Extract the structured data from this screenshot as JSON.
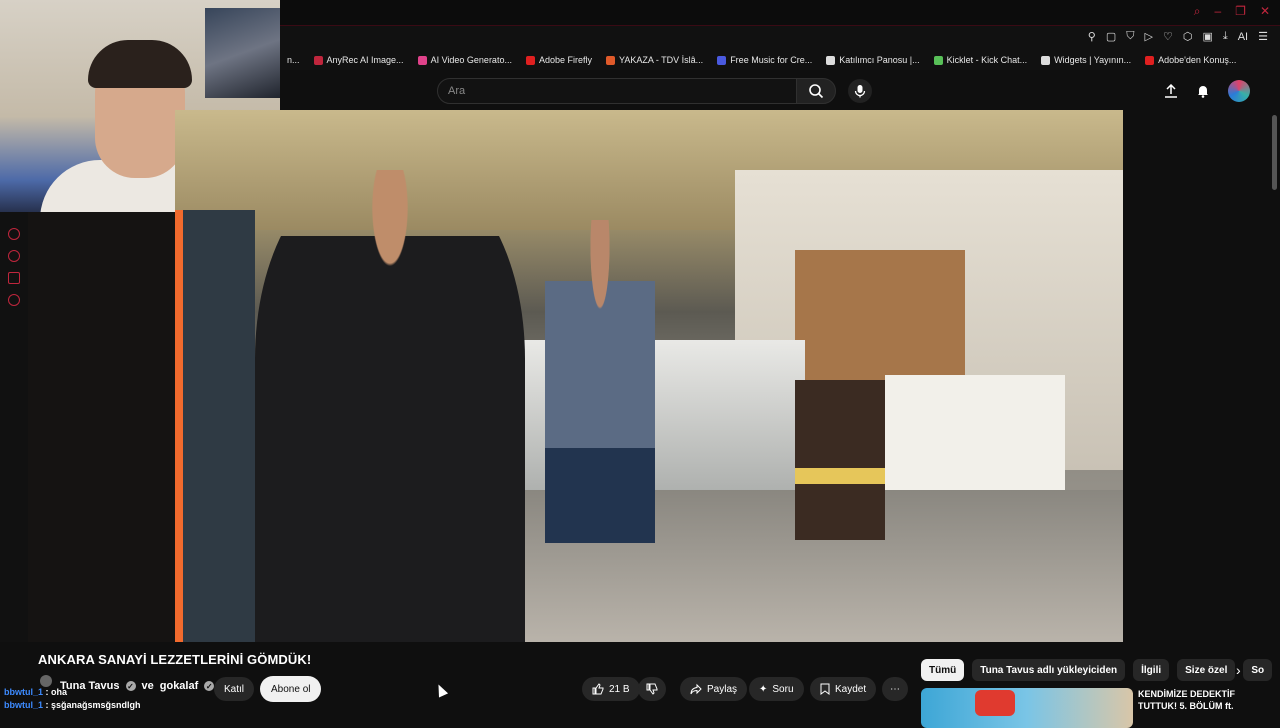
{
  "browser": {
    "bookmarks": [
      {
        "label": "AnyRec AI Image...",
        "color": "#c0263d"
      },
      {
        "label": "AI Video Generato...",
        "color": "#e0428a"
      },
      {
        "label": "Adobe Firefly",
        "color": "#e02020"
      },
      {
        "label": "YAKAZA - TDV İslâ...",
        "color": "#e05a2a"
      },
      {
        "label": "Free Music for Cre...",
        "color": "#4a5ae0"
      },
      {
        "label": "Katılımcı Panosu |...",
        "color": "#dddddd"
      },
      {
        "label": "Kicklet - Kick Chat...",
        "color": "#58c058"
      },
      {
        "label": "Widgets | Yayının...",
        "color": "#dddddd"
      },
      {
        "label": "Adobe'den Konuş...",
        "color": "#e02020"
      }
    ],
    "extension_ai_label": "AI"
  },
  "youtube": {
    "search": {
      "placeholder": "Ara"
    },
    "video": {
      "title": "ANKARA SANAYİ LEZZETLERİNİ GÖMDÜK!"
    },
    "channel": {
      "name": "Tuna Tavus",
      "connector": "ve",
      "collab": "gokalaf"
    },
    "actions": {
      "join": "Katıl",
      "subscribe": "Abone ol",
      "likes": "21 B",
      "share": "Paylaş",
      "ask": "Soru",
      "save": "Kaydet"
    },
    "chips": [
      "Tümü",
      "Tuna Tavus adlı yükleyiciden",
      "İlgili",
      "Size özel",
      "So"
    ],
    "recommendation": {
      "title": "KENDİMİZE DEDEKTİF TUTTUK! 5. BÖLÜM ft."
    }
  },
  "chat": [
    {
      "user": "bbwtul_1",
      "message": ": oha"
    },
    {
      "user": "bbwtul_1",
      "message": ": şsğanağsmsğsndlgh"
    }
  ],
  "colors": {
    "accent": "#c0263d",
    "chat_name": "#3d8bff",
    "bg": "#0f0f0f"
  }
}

> Exercise prompt:
Leave out the pictures and transcribe the entries above exactly.

> Expected output:
Extract the structured data from this screenshot as JSON.
{
  "browser": {
    "bookmarks": [
      {
        "label": "AnyRec AI Image...",
        "color": "#c0263d"
      },
      {
        "label": "AI Video Generato...",
        "color": "#e0428a"
      },
      {
        "label": "Adobe Firefly",
        "color": "#e02020"
      },
      {
        "label": "YAKAZA - TDV İslâ...",
        "color": "#e05a2a"
      },
      {
        "label": "Free Music for Cre...",
        "color": "#4a5ae0"
      },
      {
        "label": "Katılımcı Panosu |...",
        "color": "#dddddd"
      },
      {
        "label": "Kicklet - Kick Chat...",
        "color": "#58c058"
      },
      {
        "label": "Widgets | Yayının...",
        "color": "#dddddd"
      },
      {
        "label": "Adobe'den Konuş...",
        "color": "#e02020"
      }
    ],
    "extension_ai_label": "AI"
  },
  "youtube": {
    "search": {
      "placeholder": "Ara"
    },
    "video": {
      "title": "ANKARA SANAYİ LEZZETLERİNİ GÖMDÜK!"
    },
    "channel": {
      "name": "Tuna Tavus",
      "connector": "ve",
      "collab": "gokalaf"
    },
    "actions": {
      "join": "Katıl",
      "subscribe": "Abone ol",
      "likes": "21 B",
      "share": "Paylaş",
      "ask": "Soru",
      "save": "Kaydet"
    },
    "chips": [
      "Tümü",
      "Tuna Tavus adlı yükleyiciden",
      "İlgili",
      "Size özel",
      "So"
    ],
    "recommendation": {
      "title": "KENDİMİZE DEDEKTİF TUTTUK! 5. BÖLÜM ft."
    }
  },
  "chat": [
    {
      "user": "bbwtul_1",
      "message": ": oha"
    },
    {
      "user": "bbwtul_1",
      "message": ": şsğanağsmsğsndlgh"
    }
  ],
  "colors": {
    "accent": "#c0263d",
    "chat_name": "#3d8bff",
    "bg": "#0f0f0f"
  }
}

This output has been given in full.